» Provided records:
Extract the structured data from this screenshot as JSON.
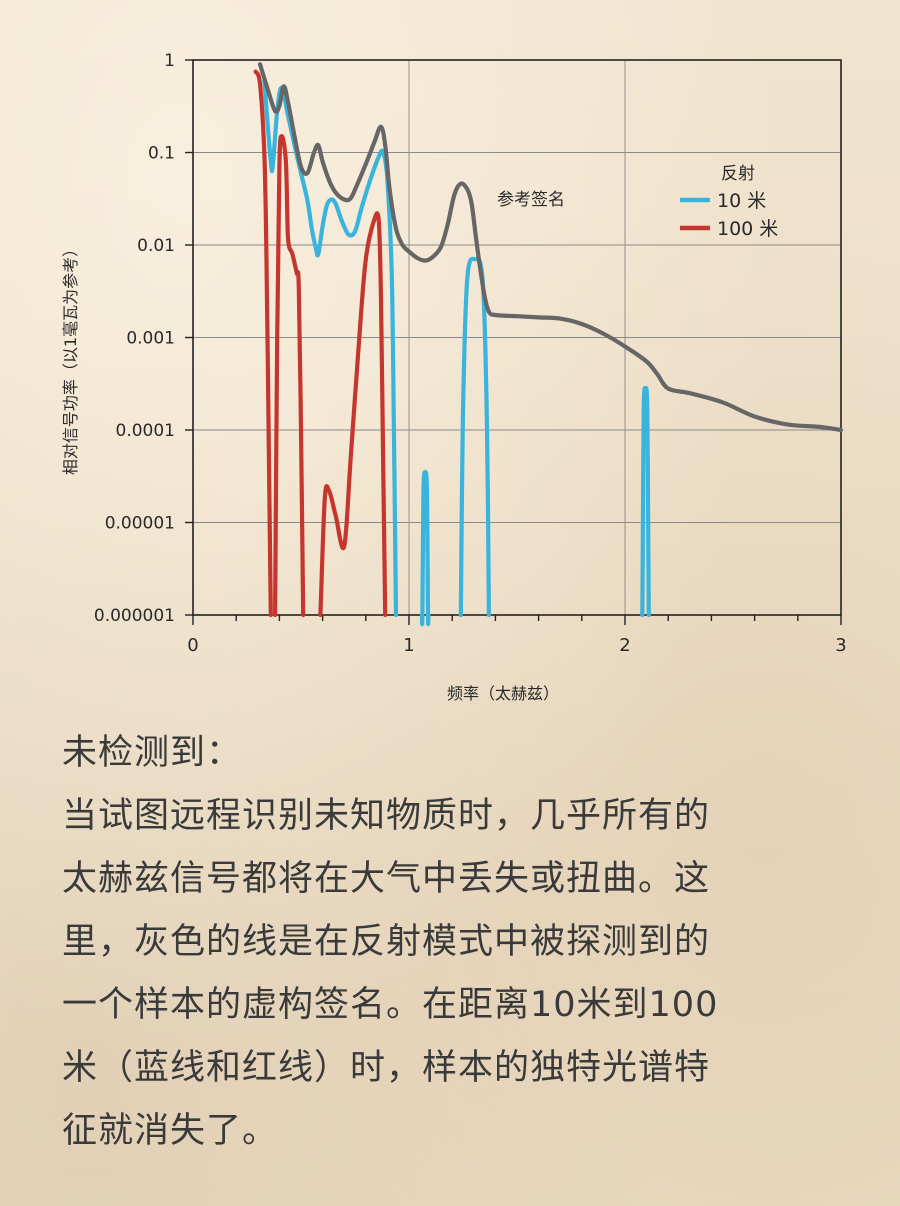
{
  "chart_data": {
    "type": "line",
    "title": "",
    "xlabel": "频率（太赫兹）",
    "ylabel": "相对信号功率（以1毫瓦为参考）",
    "xlim": [
      0,
      3
    ],
    "ylim": [
      1e-06,
      1
    ],
    "yscale": "log",
    "grid": true,
    "x_ticks": [
      "0",
      "1",
      "2",
      "3"
    ],
    "y_ticks": [
      "1",
      "0.1",
      "0.01",
      "0.001",
      "0.0001",
      "0.00001",
      "0.000001"
    ],
    "annotation": "参考签名",
    "legend": {
      "title": "反射",
      "placement": "top-right",
      "entries": [
        "10 米",
        "100 米"
      ]
    },
    "series": [
      {
        "key": "reference",
        "color": "#666666",
        "points": [
          [
            0.31,
            0.9
          ],
          [
            0.35,
            0.45
          ],
          [
            0.38,
            0.28
          ],
          [
            0.4,
            0.32
          ],
          [
            0.42,
            0.52
          ],
          [
            0.44,
            0.35
          ],
          [
            0.47,
            0.15
          ],
          [
            0.5,
            0.07
          ],
          [
            0.53,
            0.06
          ],
          [
            0.56,
            0.1
          ],
          [
            0.58,
            0.12
          ],
          [
            0.6,
            0.08
          ],
          [
            0.63,
            0.05
          ],
          [
            0.66,
            0.037
          ],
          [
            0.7,
            0.031
          ],
          [
            0.73,
            0.032
          ],
          [
            0.76,
            0.045
          ],
          [
            0.8,
            0.075
          ],
          [
            0.84,
            0.13
          ],
          [
            0.87,
            0.19
          ],
          [
            0.89,
            0.12
          ],
          [
            0.91,
            0.04
          ],
          [
            0.94,
            0.015
          ],
          [
            0.97,
            0.01
          ],
          [
            1.0,
            0.0085
          ],
          [
            1.04,
            0.0072
          ],
          [
            1.08,
            0.0068
          ],
          [
            1.12,
            0.0078
          ],
          [
            1.15,
            0.0098
          ],
          [
            1.18,
            0.017
          ],
          [
            1.21,
            0.035
          ],
          [
            1.24,
            0.046
          ],
          [
            1.27,
            0.04
          ],
          [
            1.29,
            0.028
          ],
          [
            1.31,
            0.012
          ],
          [
            1.33,
            0.0055
          ],
          [
            1.35,
            0.0028
          ],
          [
            1.37,
            0.0019
          ],
          [
            1.4,
            0.00175
          ],
          [
            1.5,
            0.0017
          ],
          [
            1.6,
            0.00165
          ],
          [
            1.7,
            0.0016
          ],
          [
            1.8,
            0.0014
          ],
          [
            1.9,
            0.0011
          ],
          [
            2.0,
            0.0008
          ],
          [
            2.1,
            0.00055
          ],
          [
            2.15,
            0.0004
          ],
          [
            2.2,
            0.00028
          ],
          [
            2.3,
            0.00025
          ],
          [
            2.45,
            0.0002
          ],
          [
            2.6,
            0.00014
          ],
          [
            2.75,
            0.000115
          ],
          [
            2.9,
            0.000108
          ],
          [
            3.0,
            0.0001
          ]
        ]
      },
      {
        "key": "10m",
        "color": "#3ab4dc",
        "points": [
          [
            0.33,
            0.6
          ],
          [
            0.36,
            0.08
          ],
          [
            0.37,
            0.075
          ],
          [
            0.39,
            0.28
          ],
          [
            0.41,
            0.5
          ],
          [
            0.44,
            0.25
          ],
          [
            0.47,
            0.12
          ],
          [
            0.5,
            0.06
          ],
          [
            0.53,
            0.03
          ],
          [
            0.55,
            0.015
          ],
          [
            0.57,
            0.009
          ],
          [
            0.58,
            0.008
          ],
          [
            0.6,
            0.016
          ],
          [
            0.62,
            0.027
          ],
          [
            0.64,
            0.031
          ],
          [
            0.66,
            0.028
          ],
          [
            0.69,
            0.018
          ],
          [
            0.72,
            0.013
          ],
          [
            0.75,
            0.014
          ],
          [
            0.78,
            0.025
          ],
          [
            0.82,
            0.05
          ],
          [
            0.86,
            0.09
          ],
          [
            0.88,
            0.1
          ],
          [
            0.9,
            0.05
          ],
          [
            0.92,
            0.005
          ],
          [
            0.93,
            0.0001
          ],
          [
            0.94,
            1e-06
          ]
        ],
        "peaks": [
          [
            1.06,
            1.09,
            3.5e-05
          ],
          [
            1.24,
            1.37,
            0.007
          ],
          [
            2.08,
            2.11,
            0.00028
          ]
        ]
      },
      {
        "key": "100m",
        "color": "#c4362e",
        "points": [
          [
            0.29,
            0.75
          ],
          [
            0.31,
            0.55
          ],
          [
            0.33,
            0.1
          ],
          [
            0.34,
            0.008
          ],
          [
            0.35,
            0.0001
          ],
          [
            0.36,
            1e-06
          ]
        ],
        "segments": [
          [
            [
              0.38,
              1e-06
            ],
            [
              0.39,
              0.001
            ],
            [
              0.4,
              0.07
            ],
            [
              0.41,
              0.15
            ],
            [
              0.43,
              0.08
            ],
            [
              0.44,
              0.012
            ],
            [
              0.46,
              0.008
            ],
            [
              0.48,
              0.005
            ],
            [
              0.49,
              0.0035
            ],
            [
              0.5,
              0.0001
            ],
            [
              0.51,
              1e-06
            ]
          ],
          [
            [
              0.59,
              1e-06
            ],
            [
              0.61,
              1.8e-05
            ],
            [
              0.63,
              2.2e-05
            ],
            [
              0.66,
              1.2e-05
            ],
            [
              0.7,
              5.5e-06
            ],
            [
              0.73,
              5e-05
            ],
            [
              0.77,
              0.001
            ],
            [
              0.8,
              0.007
            ],
            [
              0.84,
              0.019
            ],
            [
              0.86,
              0.018
            ],
            [
              0.87,
              0.003
            ],
            [
              0.88,
              5e-05
            ],
            [
              0.89,
              1e-06
            ]
          ]
        ]
      }
    ]
  },
  "caption": {
    "heading": "未检测到：",
    "lines": [
      "当试图远程识别未知物质时，几乎所有的",
      "太赫兹信号都将在大气中丢失或扭曲。这",
      "里，灰色的线是在反射模式中被探测到的",
      "一个样本的虚构签名。在距离10米到100",
      "米（蓝线和红线）时，样本的独特光谱特",
      "征就消失了。"
    ]
  }
}
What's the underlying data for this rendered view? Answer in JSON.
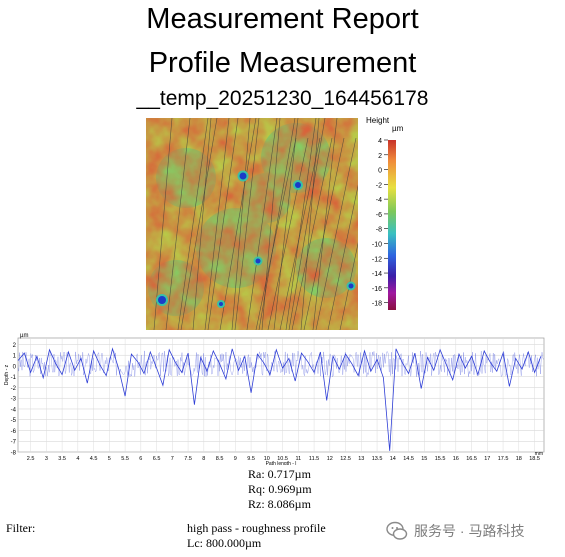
{
  "report": {
    "title": "Measurement Report",
    "subtitle": "Profile Measurement",
    "file_name": "__temp_20251230_164456178"
  },
  "height_map": {
    "colorbar_title": "Height",
    "colorbar_unit": "µm",
    "colorbar_ticks": [
      "4",
      "2",
      "0",
      "-2",
      "-4",
      "-6",
      "-8",
      "-10",
      "-12",
      "-14",
      "-16",
      "-18"
    ],
    "colorbar_range": [
      -19,
      4
    ],
    "colors": {
      "high": "#c8322a",
      "mid": "#7dc85a",
      "low": "#1a3cc8",
      "min": "#8a1040"
    }
  },
  "chart_data": {
    "type": "line",
    "title": "",
    "xlabel": "Path length - l",
    "ylabel": "Depth - z",
    "x_unit": "mm",
    "y_unit": "µm",
    "xlim": [
      2.1,
      18.8
    ],
    "ylim": [
      -8,
      2.6
    ],
    "x_ticks": [
      "2.5",
      "3",
      "3.5",
      "4",
      "4.5",
      "5",
      "5.5",
      "6",
      "6.5",
      "7",
      "7.5",
      "8",
      "8.5",
      "9",
      "9.5",
      "10",
      "10.5",
      "11",
      "11.5",
      "12",
      "12.5",
      "13",
      "13.5",
      "14",
      "14.5",
      "15",
      "15.5",
      "16",
      "16.5",
      "17",
      "17.5",
      "18",
      "18.5"
    ],
    "y_ticks": [
      "2",
      "1",
      "0",
      "-1",
      "-2",
      "-3",
      "-4",
      "-5",
      "-6",
      "-7",
      "-8"
    ],
    "series": [
      {
        "color": "#2e3ed6",
        "x": [
          2.1,
          2.3,
          2.5,
          2.7,
          2.9,
          3.1,
          3.3,
          3.5,
          3.7,
          3.9,
          4.1,
          4.3,
          4.5,
          4.7,
          4.9,
          5.1,
          5.3,
          5.5,
          5.7,
          5.9,
          6.1,
          6.3,
          6.5,
          6.7,
          6.9,
          7.1,
          7.3,
          7.5,
          7.7,
          7.9,
          8.1,
          8.3,
          8.5,
          8.7,
          8.9,
          9.1,
          9.3,
          9.5,
          9.7,
          9.9,
          10.1,
          10.3,
          10.5,
          10.7,
          10.9,
          11.1,
          11.3,
          11.5,
          11.7,
          11.9,
          12.1,
          12.3,
          12.5,
          12.7,
          12.9,
          13.1,
          13.3,
          13.5,
          13.7,
          13.9,
          14.1,
          14.3,
          14.5,
          14.7,
          14.9,
          15.1,
          15.3,
          15.5,
          15.7,
          15.9,
          16.1,
          16.3,
          16.5,
          16.7,
          16.9,
          17.1,
          17.3,
          17.5,
          17.7,
          17.9,
          18.1,
          18.3,
          18.5,
          18.7
        ],
        "y": [
          0.5,
          1.2,
          -0.6,
          0.9,
          -1.1,
          1.5,
          0.2,
          -0.8,
          1.3,
          -0.4,
          0.7,
          -1.6,
          1.4,
          0.1,
          -0.9,
          1.6,
          -0.3,
          -2.8,
          1.1,
          0.4,
          -0.7,
          1.3,
          -0.2,
          -1.8,
          1.5,
          0.3,
          -0.6,
          1.2,
          -3.6,
          0.8,
          -0.5,
          1.4,
          0.2,
          -1.2,
          1.6,
          -0.4,
          0.9,
          -2.5,
          1.1,
          0.3,
          -0.8,
          1.5,
          -0.2,
          0.7,
          -1.4,
          1.2,
          0.4,
          -0.6,
          1.3,
          -3.2,
          0.9,
          -0.3,
          1.1,
          0.2,
          -0.9,
          1.4,
          -0.5,
          0.6,
          -1.1,
          -7.9,
          1.6,
          0.3,
          -0.7,
          1.2,
          -2.1,
          0.8,
          -0.4,
          1.5,
          0.1,
          -1.3,
          1.1,
          -0.2,
          0.9,
          -0.8,
          1.4,
          0.3,
          -0.5,
          1.2,
          -1.9,
          0.7,
          -0.3,
          1.3,
          -0.6,
          0.9
        ]
      }
    ]
  },
  "stats": {
    "ra": "Ra: 0.717µm",
    "rq": "Rq: 0.969µm",
    "rz": "Rz: 8.086µm"
  },
  "filter": {
    "label": "Filter:",
    "type": "high pass - roughness profile",
    "cutoff": "Lc: 800.000µm"
  },
  "watermark": {
    "text": "服务号 · 马路科技"
  }
}
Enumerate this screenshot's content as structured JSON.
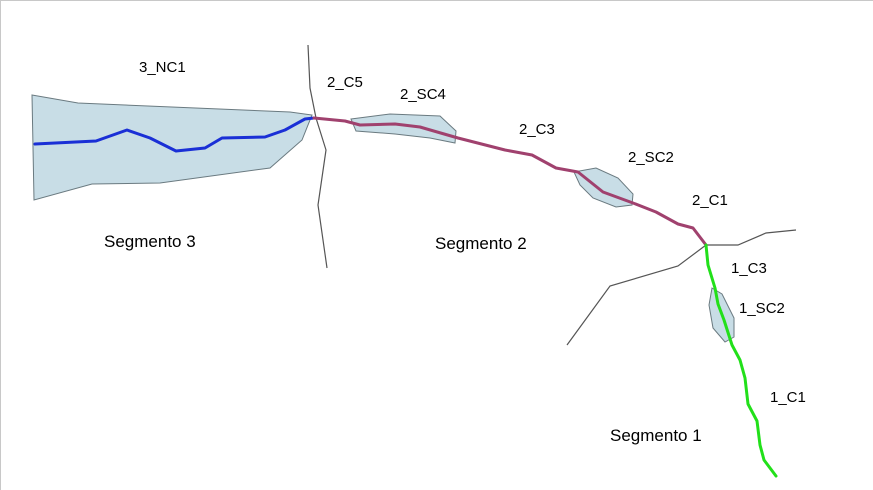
{
  "colors": {
    "background": "#ffffff",
    "frame": "#c8c8c8",
    "area_fill": "#c8dde6",
    "area_stroke": "#6a7a80",
    "tributary": "#555555",
    "segment_3_line": "#1a2fd6",
    "segment_2_line": "#a0416e",
    "segment_1_line": "#22e01a"
  },
  "labels": {
    "nc1_3": "3_NC1",
    "c5_2": "2_C5",
    "sc4_2": "2_SC4",
    "c3_2": "2_C3",
    "sc2_2": "2_SC2",
    "c1_2": "2_C1",
    "c3_1": "1_C3",
    "sc2_1": "1_SC2",
    "c1_1": "1_C1",
    "segment_3": "Segmento 3",
    "segment_2": "Segmento 2",
    "segment_1": "Segmento 1"
  }
}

» The task: Scan the material above. Copy each line where "structured" occurs.

» Correct result:
Extract the structured data from this screenshot as JSON.
Enumerate this screenshot's content as structured JSON.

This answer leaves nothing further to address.